WRITTEN INSTRUCTION:
Every record must be repeated exactly, with no omission.

(Stored entries)
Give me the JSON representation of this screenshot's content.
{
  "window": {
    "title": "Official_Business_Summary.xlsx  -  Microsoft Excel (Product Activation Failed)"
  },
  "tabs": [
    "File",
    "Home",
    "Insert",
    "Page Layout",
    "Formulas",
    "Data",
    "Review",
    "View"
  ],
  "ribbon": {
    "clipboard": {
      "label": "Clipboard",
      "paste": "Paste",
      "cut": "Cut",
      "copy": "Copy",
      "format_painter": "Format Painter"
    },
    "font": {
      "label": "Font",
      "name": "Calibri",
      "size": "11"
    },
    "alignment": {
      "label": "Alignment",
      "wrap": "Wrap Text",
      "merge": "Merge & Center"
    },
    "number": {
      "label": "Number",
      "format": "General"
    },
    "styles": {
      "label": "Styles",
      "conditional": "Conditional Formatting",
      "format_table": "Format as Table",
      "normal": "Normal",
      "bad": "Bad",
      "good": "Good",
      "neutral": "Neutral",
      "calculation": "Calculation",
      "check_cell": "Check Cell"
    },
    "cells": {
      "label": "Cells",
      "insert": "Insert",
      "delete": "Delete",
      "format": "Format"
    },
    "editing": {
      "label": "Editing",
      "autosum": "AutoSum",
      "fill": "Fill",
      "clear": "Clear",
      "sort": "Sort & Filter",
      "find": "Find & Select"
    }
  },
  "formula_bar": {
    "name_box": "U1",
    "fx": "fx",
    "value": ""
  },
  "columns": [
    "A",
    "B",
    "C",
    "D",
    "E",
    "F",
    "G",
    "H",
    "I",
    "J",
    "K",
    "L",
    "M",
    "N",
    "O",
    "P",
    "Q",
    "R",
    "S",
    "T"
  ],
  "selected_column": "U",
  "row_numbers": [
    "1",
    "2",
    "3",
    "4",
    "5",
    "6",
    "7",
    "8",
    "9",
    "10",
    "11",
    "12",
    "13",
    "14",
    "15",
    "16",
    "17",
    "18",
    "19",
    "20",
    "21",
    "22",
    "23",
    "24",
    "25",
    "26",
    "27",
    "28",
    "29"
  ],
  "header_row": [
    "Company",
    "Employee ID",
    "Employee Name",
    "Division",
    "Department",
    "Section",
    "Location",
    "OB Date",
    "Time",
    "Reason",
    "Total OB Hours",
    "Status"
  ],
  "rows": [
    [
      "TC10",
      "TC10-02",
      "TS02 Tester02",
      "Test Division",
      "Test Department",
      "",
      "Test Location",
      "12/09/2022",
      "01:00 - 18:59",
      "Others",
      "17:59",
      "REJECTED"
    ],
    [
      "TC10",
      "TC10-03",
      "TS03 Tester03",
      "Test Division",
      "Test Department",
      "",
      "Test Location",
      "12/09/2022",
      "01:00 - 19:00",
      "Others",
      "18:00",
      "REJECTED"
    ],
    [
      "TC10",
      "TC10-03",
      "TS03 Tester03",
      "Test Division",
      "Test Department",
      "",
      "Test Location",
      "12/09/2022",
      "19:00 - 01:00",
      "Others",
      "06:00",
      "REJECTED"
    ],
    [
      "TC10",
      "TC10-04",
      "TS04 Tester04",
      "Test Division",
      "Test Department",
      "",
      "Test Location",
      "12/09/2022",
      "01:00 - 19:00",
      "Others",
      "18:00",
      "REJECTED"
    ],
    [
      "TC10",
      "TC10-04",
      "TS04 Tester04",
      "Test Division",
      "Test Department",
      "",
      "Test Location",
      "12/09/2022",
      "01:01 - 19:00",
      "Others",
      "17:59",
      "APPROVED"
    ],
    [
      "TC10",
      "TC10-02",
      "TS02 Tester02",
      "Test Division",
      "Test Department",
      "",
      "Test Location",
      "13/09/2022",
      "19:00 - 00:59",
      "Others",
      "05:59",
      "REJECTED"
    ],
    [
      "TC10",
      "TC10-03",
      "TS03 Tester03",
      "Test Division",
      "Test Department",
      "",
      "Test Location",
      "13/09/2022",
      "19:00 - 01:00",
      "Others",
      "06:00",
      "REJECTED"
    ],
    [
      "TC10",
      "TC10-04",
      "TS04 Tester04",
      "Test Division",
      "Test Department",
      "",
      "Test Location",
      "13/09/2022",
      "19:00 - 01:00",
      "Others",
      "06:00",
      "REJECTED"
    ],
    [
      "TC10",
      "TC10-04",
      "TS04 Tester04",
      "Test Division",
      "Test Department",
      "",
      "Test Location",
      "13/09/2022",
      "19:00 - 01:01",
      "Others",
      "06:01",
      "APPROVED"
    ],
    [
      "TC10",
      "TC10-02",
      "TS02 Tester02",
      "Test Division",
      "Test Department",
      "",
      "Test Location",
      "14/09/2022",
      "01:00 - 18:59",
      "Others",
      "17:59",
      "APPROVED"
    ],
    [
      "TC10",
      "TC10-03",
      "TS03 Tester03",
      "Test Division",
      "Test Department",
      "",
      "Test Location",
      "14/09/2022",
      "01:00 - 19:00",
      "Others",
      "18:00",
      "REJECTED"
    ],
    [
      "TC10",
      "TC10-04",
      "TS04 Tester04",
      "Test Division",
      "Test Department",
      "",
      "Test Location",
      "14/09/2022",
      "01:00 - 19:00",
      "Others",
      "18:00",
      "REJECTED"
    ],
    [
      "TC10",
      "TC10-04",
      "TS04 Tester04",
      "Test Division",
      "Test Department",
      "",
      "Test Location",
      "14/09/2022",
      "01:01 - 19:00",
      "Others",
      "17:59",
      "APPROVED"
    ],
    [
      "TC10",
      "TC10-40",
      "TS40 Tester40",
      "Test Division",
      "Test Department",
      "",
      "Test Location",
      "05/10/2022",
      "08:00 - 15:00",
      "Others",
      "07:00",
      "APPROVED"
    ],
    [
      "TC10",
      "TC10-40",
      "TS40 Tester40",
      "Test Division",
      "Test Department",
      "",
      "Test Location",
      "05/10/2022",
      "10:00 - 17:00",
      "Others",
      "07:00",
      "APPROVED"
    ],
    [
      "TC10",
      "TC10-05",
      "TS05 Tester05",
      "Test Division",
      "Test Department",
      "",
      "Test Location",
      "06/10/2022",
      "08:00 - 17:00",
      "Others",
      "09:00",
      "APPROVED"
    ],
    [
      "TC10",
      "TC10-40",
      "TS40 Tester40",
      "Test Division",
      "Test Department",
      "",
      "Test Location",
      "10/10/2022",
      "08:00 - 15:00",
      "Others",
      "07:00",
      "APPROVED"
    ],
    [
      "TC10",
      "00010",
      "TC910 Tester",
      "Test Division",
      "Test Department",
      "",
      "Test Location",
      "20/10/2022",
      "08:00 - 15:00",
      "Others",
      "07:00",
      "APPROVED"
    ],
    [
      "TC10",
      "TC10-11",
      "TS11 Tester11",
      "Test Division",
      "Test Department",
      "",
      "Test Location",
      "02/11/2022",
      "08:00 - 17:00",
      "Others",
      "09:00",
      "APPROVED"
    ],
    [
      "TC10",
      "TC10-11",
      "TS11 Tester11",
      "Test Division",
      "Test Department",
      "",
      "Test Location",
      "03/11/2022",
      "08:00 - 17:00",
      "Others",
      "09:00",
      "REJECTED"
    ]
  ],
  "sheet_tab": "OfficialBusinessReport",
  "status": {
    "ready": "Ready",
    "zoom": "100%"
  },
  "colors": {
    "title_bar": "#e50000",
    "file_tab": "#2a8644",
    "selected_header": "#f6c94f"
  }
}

RESPONSE:
Give me the JSON representation of this screenshot's content.
{
  "window": {
    "title": "Official_Business_Summary.xlsx  -  Microsoft Excel (Product Activation Failed)"
  },
  "tabs": [
    "File",
    "Home",
    "Insert",
    "Page Layout",
    "Formulas",
    "Data",
    "Review",
    "View"
  ],
  "ribbon": {
    "clipboard": {
      "label": "Clipboard",
      "paste": "Paste",
      "cut": "Cut",
      "copy": "Copy",
      "format_painter": "Format Painter"
    },
    "font": {
      "label": "Font",
      "name": "Calibri",
      "size": "11"
    },
    "alignment": {
      "label": "Alignment",
      "wrap": "Wrap Text",
      "merge": "Merge & Center"
    },
    "number": {
      "label": "Number",
      "format": "General"
    },
    "styles": {
      "label": "Styles",
      "conditional": "Conditional Formatting",
      "format_table": "Format as Table",
      "normal": "Normal",
      "bad": "Bad",
      "good": "Good",
      "neutral": "Neutral",
      "calculation": "Calculation",
      "check_cell": "Check Cell"
    },
    "cells": {
      "label": "Cells",
      "insert": "Insert",
      "delete": "Delete",
      "format": "Format"
    },
    "editing": {
      "label": "Editing",
      "autosum": "AutoSum",
      "fill": "Fill",
      "clear": "Clear",
      "sort": "Sort & Filter",
      "find": "Find & Select"
    }
  },
  "formula_bar": {
    "name_box": "U1",
    "fx": "fx",
    "value": ""
  },
  "columns": [
    "A",
    "B",
    "C",
    "D",
    "E",
    "F",
    "G",
    "H",
    "I",
    "J",
    "K",
    "L",
    "M",
    "N",
    "O",
    "P",
    "Q",
    "R",
    "S",
    "T"
  ],
  "selected_column": "U",
  "row_numbers": [
    "1",
    "2",
    "3",
    "4",
    "5",
    "6",
    "7",
    "8",
    "9",
    "10",
    "11",
    "12",
    "13",
    "14",
    "15",
    "16",
    "17",
    "18",
    "19",
    "20",
    "21",
    "22",
    "23",
    "24",
    "25",
    "26",
    "27",
    "28",
    "29"
  ],
  "header_row": [
    "Company",
    "Employee ID",
    "Employee Name",
    "Division",
    "Department",
    "Section",
    "Location",
    "OB Date",
    "Time",
    "Reason",
    "Total OB Hours",
    "Status"
  ],
  "rows": [
    [
      "TC10",
      "TC10-02",
      "TS02 Tester02",
      "Test Division",
      "Test Department",
      "",
      "Test Location",
      "12/09/2022",
      "01:00 - 18:59",
      "Others",
      "17:59",
      "REJECTED"
    ],
    [
      "TC10",
      "TC10-03",
      "TS03 Tester03",
      "Test Division",
      "Test Department",
      "",
      "Test Location",
      "12/09/2022",
      "01:00 - 19:00",
      "Others",
      "18:00",
      "REJECTED"
    ],
    [
      "TC10",
      "TC10-03",
      "TS03 Tester03",
      "Test Division",
      "Test Department",
      "",
      "Test Location",
      "12/09/2022",
      "19:00 - 01:00",
      "Others",
      "06:00",
      "REJECTED"
    ],
    [
      "TC10",
      "TC10-04",
      "TS04 Tester04",
      "Test Division",
      "Test Department",
      "",
      "Test Location",
      "12/09/2022",
      "01:00 - 19:00",
      "Others",
      "18:00",
      "REJECTED"
    ],
    [
      "TC10",
      "TC10-04",
      "TS04 Tester04",
      "Test Division",
      "Test Department",
      "",
      "Test Location",
      "12/09/2022",
      "01:01 - 19:00",
      "Others",
      "17:59",
      "APPROVED"
    ],
    [
      "TC10",
      "TC10-02",
      "TS02 Tester02",
      "Test Division",
      "Test Department",
      "",
      "Test Location",
      "13/09/2022",
      "19:00 - 00:59",
      "Others",
      "05:59",
      "REJECTED"
    ],
    [
      "TC10",
      "TC10-03",
      "TS03 Tester03",
      "Test Division",
      "Test Department",
      "",
      "Test Location",
      "13/09/2022",
      "19:00 - 01:00",
      "Others",
      "06:00",
      "REJECTED"
    ],
    [
      "TC10",
      "TC10-04",
      "TS04 Tester04",
      "Test Division",
      "Test Department",
      "",
      "Test Location",
      "13/09/2022",
      "19:00 - 01:00",
      "Others",
      "06:00",
      "REJECTED"
    ],
    [
      "TC10",
      "TC10-04",
      "TS04 Tester04",
      "Test Division",
      "Test Department",
      "",
      "Test Location",
      "13/09/2022",
      "19:00 - 01:01",
      "Others",
      "06:01",
      "APPROVED"
    ],
    [
      "TC10",
      "TC10-02",
      "TS02 Tester02",
      "Test Division",
      "Test Department",
      "",
      "Test Location",
      "14/09/2022",
      "01:00 - 18:59",
      "Others",
      "17:59",
      "APPROVED"
    ],
    [
      "TC10",
      "TC10-03",
      "TS03 Tester03",
      "Test Division",
      "Test Department",
      "",
      "Test Location",
      "14/09/2022",
      "01:00 - 19:00",
      "Others",
      "18:00",
      "REJECTED"
    ],
    [
      "TC10",
      "TC10-04",
      "TS04 Tester04",
      "Test Division",
      "Test Department",
      "",
      "Test Location",
      "14/09/2022",
      "01:00 - 19:00",
      "Others",
      "18:00",
      "REJECTED"
    ],
    [
      "TC10",
      "TC10-04",
      "TS04 Tester04",
      "Test Division",
      "Test Department",
      "",
      "Test Location",
      "14/09/2022",
      "01:01 - 19:00",
      "Others",
      "17:59",
      "APPROVED"
    ],
    [
      "TC10",
      "TC10-40",
      "TS40 Tester40",
      "Test Division",
      "Test Department",
      "",
      "Test Location",
      "05/10/2022",
      "08:00 - 15:00",
      "Others",
      "07:00",
      "APPROVED"
    ],
    [
      "TC10",
      "TC10-40",
      "TS40 Tester40",
      "Test Division",
      "Test Department",
      "",
      "Test Location",
      "05/10/2022",
      "10:00 - 17:00",
      "Others",
      "07:00",
      "APPROVED"
    ],
    [
      "TC10",
      "TC10-05",
      "TS05 Tester05",
      "Test Division",
      "Test Department",
      "",
      "Test Location",
      "06/10/2022",
      "08:00 - 17:00",
      "Others",
      "09:00",
      "APPROVED"
    ],
    [
      "TC10",
      "TC10-40",
      "TS40 Tester40",
      "Test Division",
      "Test Department",
      "",
      "Test Location",
      "10/10/2022",
      "08:00 - 15:00",
      "Others",
      "07:00",
      "APPROVED"
    ],
    [
      "TC10",
      "00010",
      "TC910 Tester",
      "Test Division",
      "Test Department",
      "",
      "Test Location",
      "20/10/2022",
      "08:00 - 15:00",
      "Others",
      "07:00",
      "APPROVED"
    ],
    [
      "TC10",
      "TC10-11",
      "TS11 Tester11",
      "Test Division",
      "Test Department",
      "",
      "Test Location",
      "02/11/2022",
      "08:00 - 17:00",
      "Others",
      "09:00",
      "APPROVED"
    ],
    [
      "TC10",
      "TC10-11",
      "TS11 Tester11",
      "Test Division",
      "Test Department",
      "",
      "Test Location",
      "03/11/2022",
      "08:00 - 17:00",
      "Others",
      "09:00",
      "REJECTED"
    ]
  ],
  "sheet_tab": "OfficialBusinessReport",
  "status": {
    "ready": "Ready",
    "zoom": "100%"
  },
  "colors": {
    "title_bar": "#e50000",
    "file_tab": "#2a8644",
    "selected_header": "#f6c94f"
  }
}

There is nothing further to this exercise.